*GIVEN ENTRIES*:

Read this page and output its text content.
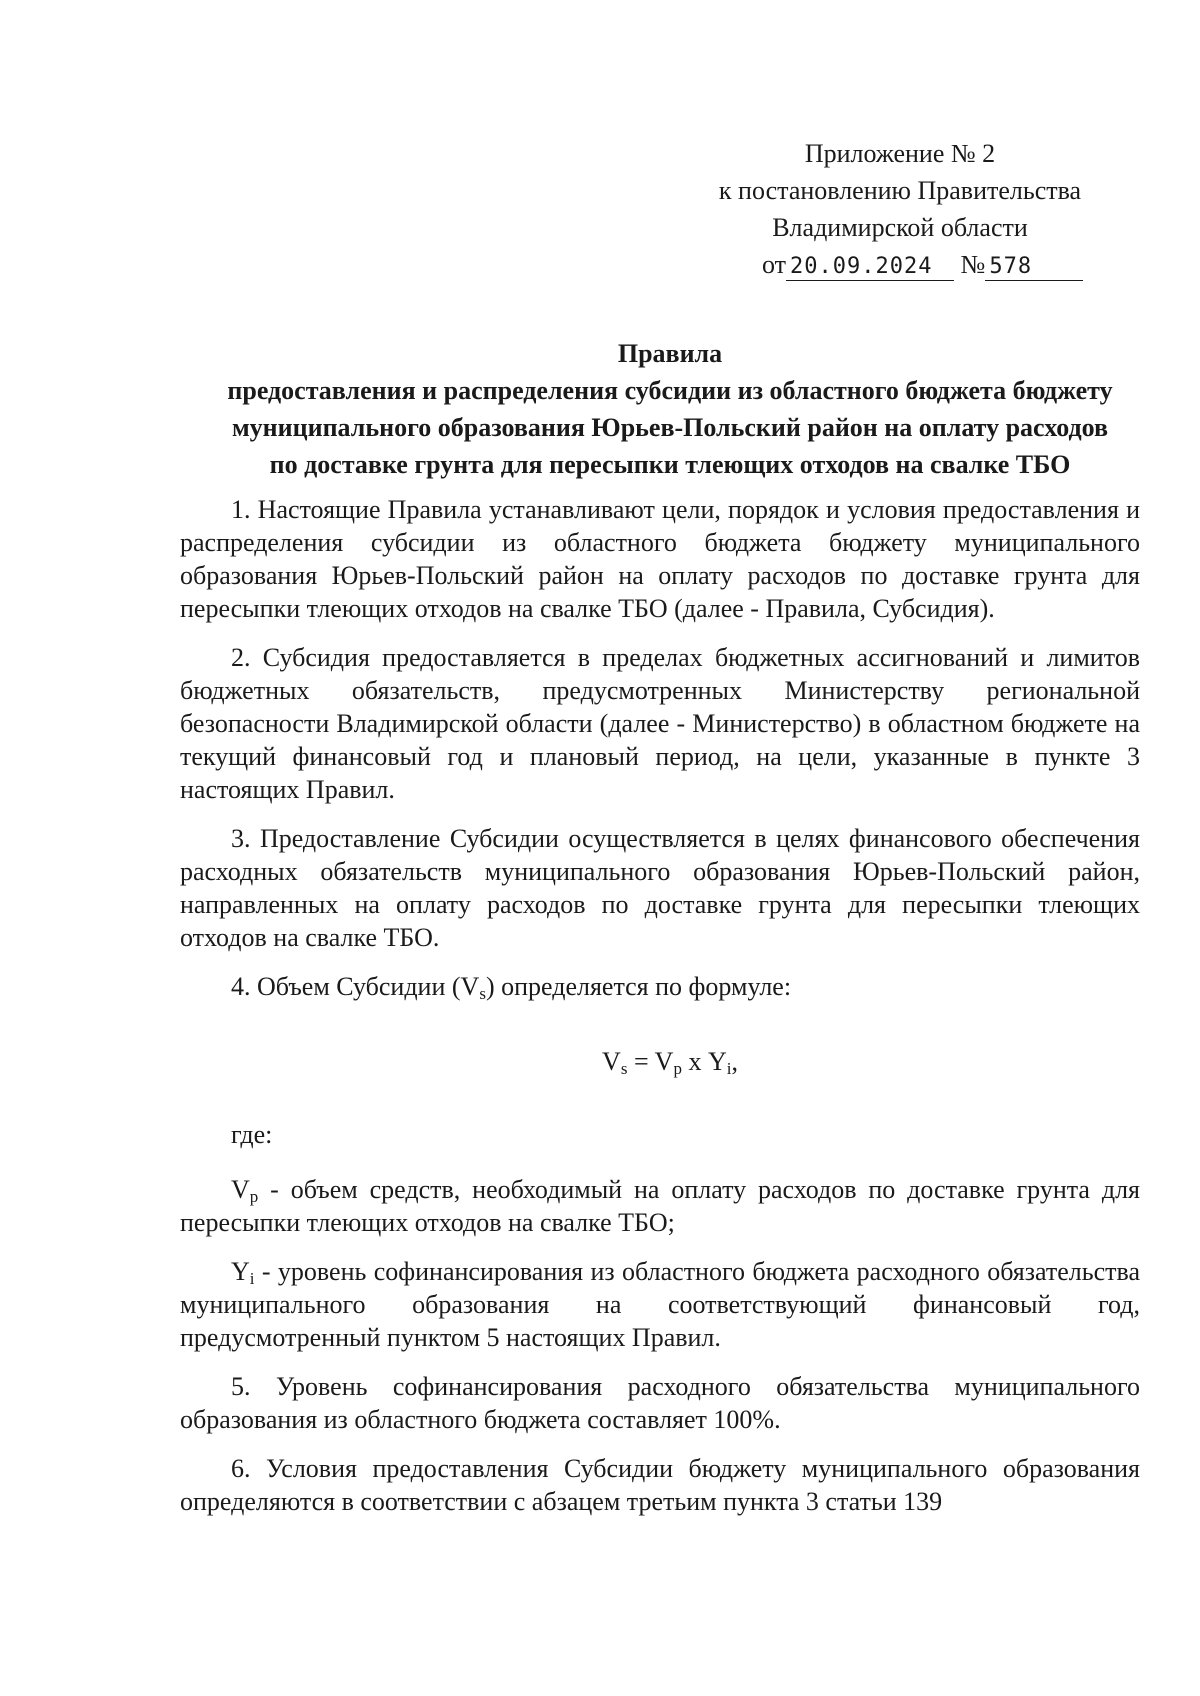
Приложение № 2
к постановлению Правительства
Владимирской области
от 20.09.2024 № 578
Правила
предоставления и распределения субсидии из областного бюджета бюджету
муниципального образования Юрьев-Польский район на оплату расходов
по доставке грунта для пересыпки тлеющих отходов на свалке ТБО

1. Настоящие Правила устанавливают цели, порядок и условия предоставления и распределения субсидии из областного бюджета бюджету муниципального образования Юрьев-Польский район на оплату расходов по доставке грунта для пересыпки тлеющих отходов на свалке ТБО (далее - Правила, Субсидия).

2. Субсидия предоставляется в пределах бюджетных ассигнований и лимитов бюджетных обязательств, предусмотренных Министерству региональной безопасности Владимирской области (далее - Министерство) в областном бюджете на текущий финансовый год и плановый период, на цели, указанные в пункте 3 настоящих Правил.

3. Предоставление Субсидии осуществляется в целях финансового обеспечения расходных обязательств муниципального образования Юрьев-Польский район, направленных на оплату расходов по доставке грунта для пересыпки тлеющих отходов на свалке ТБО.

4. Объем Субсидии $(V_s)$ определяется по формуле:

$V_s = V_p$ х $Y_i$,

где:

$V_p$ - объем средств, необходимый на оплату расходов по доставке грунта для пересыпки тлеющих отходов на свалке ТБО;

$Y_i$ - уровень софинансирования из областного бюджета расходного обязательства муниципального образования на соответствующий финансовый год, предусмотренный пунктом 5 настоящих Правил.

5. Уровень софинансирования расходного обязательства муниципального образования из областного бюджета составляет 100%.

6. Условия предоставления Субсидии бюджету муниципального образования определяются в соответствии с абзацем третьим пункта 3 статьи 139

*AIM*:
Strip out the pictures and quote the remaining data word for word.

*EXERCISE OUTPUT*:
Read this page and output its text content.
Приложение № 2
к постановлению Правительства
Владимирской области
от 20.09.2024 № 578
Правила
предоставления и распределения субсидии из областного бюджета бюджету
муниципального образования Юрьев-Польский район на оплату расходов
по доставке грунта для пересыпки тлеющих отходов на свалке ТБО

1. Настоящие Правила устанавливают цели, порядок и условия предоставления и распределения субсидии из областного бюджета бюджету муниципального образования Юрьев-Польский район на оплату расходов по доставке грунта для пересыпки тлеющих отходов на свалке ТБО (далее - Правила, Субсидия).

2. Субсидия предоставляется в пределах бюджетных ассигнований и лимитов бюджетных обязательств, предусмотренных Министерству региональной безопасности Владимирской области (далее - Министерство) в областном бюджете на текущий финансовый год и плановый период, на цели, указанные в пункте 3 настоящих Правил.

3. Предоставление Субсидии осуществляется в целях финансового обеспечения расходных обязательств муниципального образования Юрьев-Польский район, направленных на оплату расходов по доставке грунта для пересыпки тлеющих отходов на свалке ТБО.

4. Объем Субсидии $(V_s)$ определяется по формуле:

$V_s = V_p$ х $Y_i$,

где:

$V_p$ - объем средств, необходимый на оплату расходов по доставке грунта для пересыпки тлеющих отходов на свалке ТБО;

$Y_i$ - уровень софинансирования из областного бюджета расходного обязательства муниципального образования на соответствующий финансовый год, предусмотренный пунктом 5 настоящих Правил.

5. Уровень софинансирования расходного обязательства муниципального образования из областного бюджета составляет 100%.

6. Условия предоставления Субсидии бюджету муниципального образования определяются в соответствии с абзацем третьим пункта 3 статьи 139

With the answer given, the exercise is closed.